§ **Written problem**
Below is a set of records; restate each one word for word.

§ **Records shown**

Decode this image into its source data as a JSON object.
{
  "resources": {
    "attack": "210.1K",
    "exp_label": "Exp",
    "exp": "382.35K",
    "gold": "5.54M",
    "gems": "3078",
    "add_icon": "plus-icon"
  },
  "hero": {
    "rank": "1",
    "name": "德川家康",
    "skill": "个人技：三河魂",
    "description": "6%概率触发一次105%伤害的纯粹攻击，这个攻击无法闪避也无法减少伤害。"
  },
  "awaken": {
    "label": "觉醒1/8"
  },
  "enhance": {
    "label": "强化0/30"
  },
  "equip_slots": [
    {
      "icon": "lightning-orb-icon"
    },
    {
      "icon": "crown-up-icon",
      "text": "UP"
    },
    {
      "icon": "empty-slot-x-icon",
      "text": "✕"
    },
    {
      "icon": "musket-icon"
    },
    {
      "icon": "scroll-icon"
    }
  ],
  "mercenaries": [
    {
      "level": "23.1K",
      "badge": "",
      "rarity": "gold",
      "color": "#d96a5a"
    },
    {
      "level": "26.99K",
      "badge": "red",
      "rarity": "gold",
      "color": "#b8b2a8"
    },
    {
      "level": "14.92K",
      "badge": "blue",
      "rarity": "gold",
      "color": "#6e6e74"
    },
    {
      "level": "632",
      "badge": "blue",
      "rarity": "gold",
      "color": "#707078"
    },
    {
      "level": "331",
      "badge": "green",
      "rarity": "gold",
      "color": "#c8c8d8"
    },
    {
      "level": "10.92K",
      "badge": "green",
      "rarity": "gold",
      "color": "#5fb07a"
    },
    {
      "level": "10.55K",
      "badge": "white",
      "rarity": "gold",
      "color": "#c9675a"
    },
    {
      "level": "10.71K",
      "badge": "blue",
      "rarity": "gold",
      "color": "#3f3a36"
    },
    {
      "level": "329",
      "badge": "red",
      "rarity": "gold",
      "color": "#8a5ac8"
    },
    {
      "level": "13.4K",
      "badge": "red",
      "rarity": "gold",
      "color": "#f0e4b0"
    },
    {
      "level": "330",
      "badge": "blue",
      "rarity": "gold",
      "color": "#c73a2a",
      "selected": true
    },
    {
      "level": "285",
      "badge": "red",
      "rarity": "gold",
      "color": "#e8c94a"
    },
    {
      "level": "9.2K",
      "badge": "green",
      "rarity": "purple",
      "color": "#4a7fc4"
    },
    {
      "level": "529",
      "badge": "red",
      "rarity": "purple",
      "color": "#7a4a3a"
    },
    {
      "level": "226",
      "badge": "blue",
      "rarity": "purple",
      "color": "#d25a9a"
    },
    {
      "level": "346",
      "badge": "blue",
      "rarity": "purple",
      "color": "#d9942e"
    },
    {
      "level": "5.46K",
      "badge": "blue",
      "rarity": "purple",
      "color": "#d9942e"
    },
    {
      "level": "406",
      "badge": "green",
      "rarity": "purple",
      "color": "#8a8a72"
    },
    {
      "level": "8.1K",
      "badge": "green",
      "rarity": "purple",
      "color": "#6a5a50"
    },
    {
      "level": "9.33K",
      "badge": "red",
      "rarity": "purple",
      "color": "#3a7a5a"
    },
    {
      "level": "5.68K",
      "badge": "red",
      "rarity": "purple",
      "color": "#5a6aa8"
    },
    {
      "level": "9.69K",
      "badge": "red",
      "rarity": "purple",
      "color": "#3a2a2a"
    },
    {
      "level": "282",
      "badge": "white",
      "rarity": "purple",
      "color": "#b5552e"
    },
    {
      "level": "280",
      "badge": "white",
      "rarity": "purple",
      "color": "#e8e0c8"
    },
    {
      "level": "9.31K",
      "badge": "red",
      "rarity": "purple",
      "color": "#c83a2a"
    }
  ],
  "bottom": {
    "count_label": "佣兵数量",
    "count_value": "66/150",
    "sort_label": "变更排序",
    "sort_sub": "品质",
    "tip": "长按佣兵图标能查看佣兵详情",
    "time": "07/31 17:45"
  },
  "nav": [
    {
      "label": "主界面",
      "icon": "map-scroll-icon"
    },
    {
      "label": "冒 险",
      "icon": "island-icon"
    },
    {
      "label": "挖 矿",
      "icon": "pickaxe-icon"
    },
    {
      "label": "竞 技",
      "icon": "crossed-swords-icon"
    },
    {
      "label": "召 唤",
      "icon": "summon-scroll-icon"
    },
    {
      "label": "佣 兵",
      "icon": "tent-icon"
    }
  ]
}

§ **Result of this task**
Decode this image into its source data as a JSON object.
{
  "resources": {
    "attack": "210.1K",
    "exp_label": "Exp",
    "exp": "382.35K",
    "gold": "5.54M",
    "gems": "3078",
    "add_icon": "plus-icon"
  },
  "hero": {
    "rank": "1",
    "name": "德川家康",
    "skill": "个人技：三河魂",
    "description": "6%概率触发一次105%伤害的纯粹攻击，这个攻击无法闪避也无法减少伤害。"
  },
  "awaken": {
    "label": "觉醒1/8"
  },
  "enhance": {
    "label": "强化0/30"
  },
  "equip_slots": [
    {
      "icon": "lightning-orb-icon"
    },
    {
      "icon": "crown-up-icon",
      "text": "UP"
    },
    {
      "icon": "empty-slot-x-icon",
      "text": "✕"
    },
    {
      "icon": "musket-icon"
    },
    {
      "icon": "scroll-icon"
    }
  ],
  "mercenaries": [
    {
      "level": "23.1K",
      "badge": "",
      "rarity": "gold",
      "color": "#d96a5a"
    },
    {
      "level": "26.99K",
      "badge": "red",
      "rarity": "gold",
      "color": "#b8b2a8"
    },
    {
      "level": "14.92K",
      "badge": "blue",
      "rarity": "gold",
      "color": "#6e6e74"
    },
    {
      "level": "632",
      "badge": "blue",
      "rarity": "gold",
      "color": "#707078"
    },
    {
      "level": "331",
      "badge": "green",
      "rarity": "gold",
      "color": "#c8c8d8"
    },
    {
      "level": "10.92K",
      "badge": "green",
      "rarity": "gold",
      "color": "#5fb07a"
    },
    {
      "level": "10.55K",
      "badge": "white",
      "rarity": "gold",
      "color": "#c9675a"
    },
    {
      "level": "10.71K",
      "badge": "blue",
      "rarity": "gold",
      "color": "#3f3a36"
    },
    {
      "level": "329",
      "badge": "red",
      "rarity": "gold",
      "color": "#8a5ac8"
    },
    {
      "level": "13.4K",
      "badge": "red",
      "rarity": "gold",
      "color": "#f0e4b0"
    },
    {
      "level": "330",
      "badge": "blue",
      "rarity": "gold",
      "color": "#c73a2a",
      "selected": true
    },
    {
      "level": "285",
      "badge": "red",
      "rarity": "gold",
      "color": "#e8c94a"
    },
    {
      "level": "9.2K",
      "badge": "green",
      "rarity": "purple",
      "color": "#4a7fc4"
    },
    {
      "level": "529",
      "badge": "red",
      "rarity": "purple",
      "color": "#7a4a3a"
    },
    {
      "level": "226",
      "badge": "blue",
      "rarity": "purple",
      "color": "#d25a9a"
    },
    {
      "level": "346",
      "badge": "blue",
      "rarity": "purple",
      "color": "#d9942e"
    },
    {
      "level": "5.46K",
      "badge": "blue",
      "rarity": "purple",
      "color": "#d9942e"
    },
    {
      "level": "406",
      "badge": "green",
      "rarity": "purple",
      "color": "#8a8a72"
    },
    {
      "level": "8.1K",
      "badge": "green",
      "rarity": "purple",
      "color": "#6a5a50"
    },
    {
      "level": "9.33K",
      "badge": "red",
      "rarity": "purple",
      "color": "#3a7a5a"
    },
    {
      "level": "5.68K",
      "badge": "red",
      "rarity": "purple",
      "color": "#5a6aa8"
    },
    {
      "level": "9.69K",
      "badge": "red",
      "rarity": "purple",
      "color": "#3a2a2a"
    },
    {
      "level": "282",
      "badge": "white",
      "rarity": "purple",
      "color": "#b5552e"
    },
    {
      "level": "280",
      "badge": "white",
      "rarity": "purple",
      "color": "#e8e0c8"
    },
    {
      "level": "9.31K",
      "badge": "red",
      "rarity": "purple",
      "color": "#c83a2a"
    }
  ],
  "bottom": {
    "count_label": "佣兵数量",
    "count_value": "66/150",
    "sort_label": "变更排序",
    "sort_sub": "品质",
    "tip": "长按佣兵图标能查看佣兵详情",
    "time": "07/31 17:45"
  },
  "nav": [
    {
      "label": "主界面",
      "icon": "map-scroll-icon"
    },
    {
      "label": "冒 险",
      "icon": "island-icon"
    },
    {
      "label": "挖 矿",
      "icon": "pickaxe-icon"
    },
    {
      "label": "竞 技",
      "icon": "crossed-swords-icon"
    },
    {
      "label": "召 唤",
      "icon": "summon-scroll-icon"
    },
    {
      "label": "佣 兵",
      "icon": "tent-icon"
    }
  ]
}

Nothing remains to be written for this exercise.